Text passage:
^^^^^^^^^^^^^^^^

# Organ Restore



## BernieW (Sep 12, 2006)

Well haven't gotten much turning done as we have been on the road quite a bit since grandson is only 4 1/2 hrs away now and grandma retired. Imagine that. Anyway my sister with a little help from me is restoring a old bellows type organ from Germany. Beautiful organ and she needed a piece turned that holds the oil lamp or candle holder. One was missing from the right side. So I took the one she had and made a new one. It is oak stain with Dark Walnut with varnish as a finish to match the old finish. Nothing great but was fun to get back to the shop and reproduce a piece. She also gave me a antique chair to fix that had fallen off the pickup. It was her husbands grandmothers that was passed down to his mother and now to him. It broke both back legs in half at the seat and split the seat. I got the legs cut, sanded and put together. The seat was repaired with biscuits and the chair was sand then stain with walnut. It will get a lacquer finish. I know it is not turning but just fun to be in the shop none the less.:dance3:


----------



## dutchman 46 (May 23, 2007)

Hello Bernie; looks great! That is always fun to do, work on something that another craftsman made years ago. The chair has a nice grain, great looking chair, Glad You got to get in the shop.


----------



## drasbell (Feb 6, 2009)

looks good to me aswell. welcome back.. I my self have been gone for a bit too.


----------



## BernieW (Sep 12, 2006)

^^^^^^^^^^^^^^^^

Provided data:

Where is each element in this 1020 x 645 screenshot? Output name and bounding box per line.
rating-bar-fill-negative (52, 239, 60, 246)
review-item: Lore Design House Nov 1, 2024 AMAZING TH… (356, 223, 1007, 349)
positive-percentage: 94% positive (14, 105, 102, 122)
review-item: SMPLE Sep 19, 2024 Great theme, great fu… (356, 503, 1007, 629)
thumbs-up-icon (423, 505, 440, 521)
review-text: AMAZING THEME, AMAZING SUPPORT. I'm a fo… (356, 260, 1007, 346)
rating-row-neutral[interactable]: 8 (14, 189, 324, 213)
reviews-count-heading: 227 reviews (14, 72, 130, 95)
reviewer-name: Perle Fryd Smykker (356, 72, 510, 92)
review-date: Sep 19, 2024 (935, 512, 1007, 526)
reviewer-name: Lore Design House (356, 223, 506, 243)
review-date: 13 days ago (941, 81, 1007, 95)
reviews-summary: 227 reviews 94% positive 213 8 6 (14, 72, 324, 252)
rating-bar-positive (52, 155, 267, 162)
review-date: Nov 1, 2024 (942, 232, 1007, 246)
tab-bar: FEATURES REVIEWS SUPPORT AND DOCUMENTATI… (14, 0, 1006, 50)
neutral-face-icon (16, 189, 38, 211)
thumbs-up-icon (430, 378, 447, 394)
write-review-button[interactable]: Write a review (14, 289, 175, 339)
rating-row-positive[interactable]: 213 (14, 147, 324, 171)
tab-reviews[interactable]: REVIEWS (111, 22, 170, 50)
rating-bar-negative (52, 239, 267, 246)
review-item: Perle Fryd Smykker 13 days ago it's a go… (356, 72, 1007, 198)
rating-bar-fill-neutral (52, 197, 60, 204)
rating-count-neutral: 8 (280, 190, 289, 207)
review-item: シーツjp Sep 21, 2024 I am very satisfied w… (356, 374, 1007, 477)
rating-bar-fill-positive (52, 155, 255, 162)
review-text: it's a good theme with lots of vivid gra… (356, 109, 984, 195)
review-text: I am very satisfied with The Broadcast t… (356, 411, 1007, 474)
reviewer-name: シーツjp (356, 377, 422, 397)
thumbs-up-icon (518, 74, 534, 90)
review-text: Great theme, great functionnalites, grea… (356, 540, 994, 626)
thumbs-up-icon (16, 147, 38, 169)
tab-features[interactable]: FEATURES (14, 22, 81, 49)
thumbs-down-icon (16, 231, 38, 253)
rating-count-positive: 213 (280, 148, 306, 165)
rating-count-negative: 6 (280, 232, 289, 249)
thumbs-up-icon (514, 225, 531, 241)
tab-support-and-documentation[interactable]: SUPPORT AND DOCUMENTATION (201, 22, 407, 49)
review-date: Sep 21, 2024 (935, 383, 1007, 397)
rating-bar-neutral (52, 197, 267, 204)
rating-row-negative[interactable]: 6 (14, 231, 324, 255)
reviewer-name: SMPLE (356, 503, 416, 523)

^^^^^^^^^^^^^^^^

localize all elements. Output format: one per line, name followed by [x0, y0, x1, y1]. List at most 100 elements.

^^^^^^^^^^^^^^^^

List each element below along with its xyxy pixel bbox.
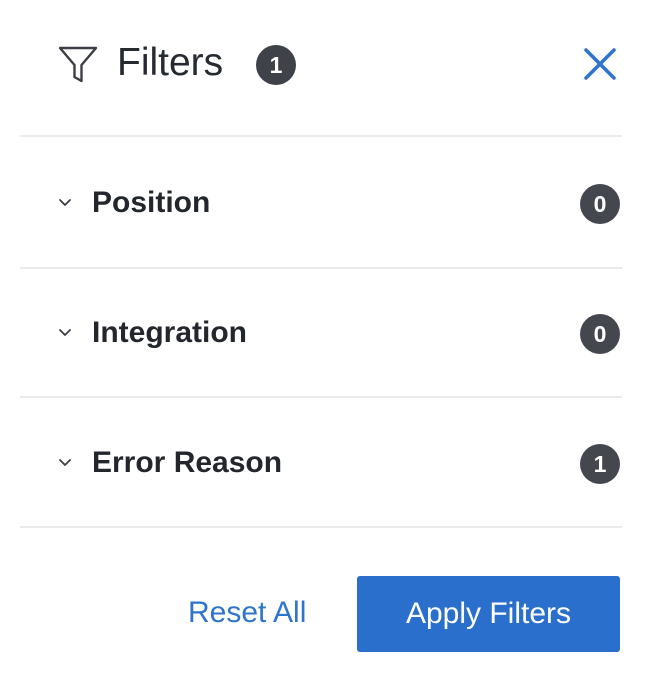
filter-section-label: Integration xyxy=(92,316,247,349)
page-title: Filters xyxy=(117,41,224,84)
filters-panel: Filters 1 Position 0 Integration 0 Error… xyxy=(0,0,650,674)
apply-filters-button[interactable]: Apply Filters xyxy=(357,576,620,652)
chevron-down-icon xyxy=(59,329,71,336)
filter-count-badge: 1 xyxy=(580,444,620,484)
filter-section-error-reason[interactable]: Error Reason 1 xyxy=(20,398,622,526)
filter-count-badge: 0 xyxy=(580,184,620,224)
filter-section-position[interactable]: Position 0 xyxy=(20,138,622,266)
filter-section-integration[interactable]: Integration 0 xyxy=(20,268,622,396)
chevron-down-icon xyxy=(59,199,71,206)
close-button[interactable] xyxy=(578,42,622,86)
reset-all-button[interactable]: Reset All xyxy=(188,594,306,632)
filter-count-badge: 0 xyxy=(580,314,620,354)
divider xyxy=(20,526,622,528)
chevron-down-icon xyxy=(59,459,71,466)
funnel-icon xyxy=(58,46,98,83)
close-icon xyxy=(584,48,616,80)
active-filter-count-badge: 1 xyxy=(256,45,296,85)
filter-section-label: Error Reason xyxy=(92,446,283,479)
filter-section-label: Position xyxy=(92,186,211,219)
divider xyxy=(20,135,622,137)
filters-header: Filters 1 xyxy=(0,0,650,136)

^^^^^^^^^^^^^^^^

Requirements:
**a.** List every distinct username that heads a post in the forum thread.
**b.** Transcribe the forum thread from the words "## dutchman 46" through the words "in the shop.".

Outputs in order:
**a.** BernieW, dutchman 46, drasbell

**b.**
## dutchman 46 (May 23, 2007)

Hello Bernie; looks great! That is always fun to do, work on something that another craftsman made years ago. The chair has a nice grain, great looking chair, Glad You got to get in the shop.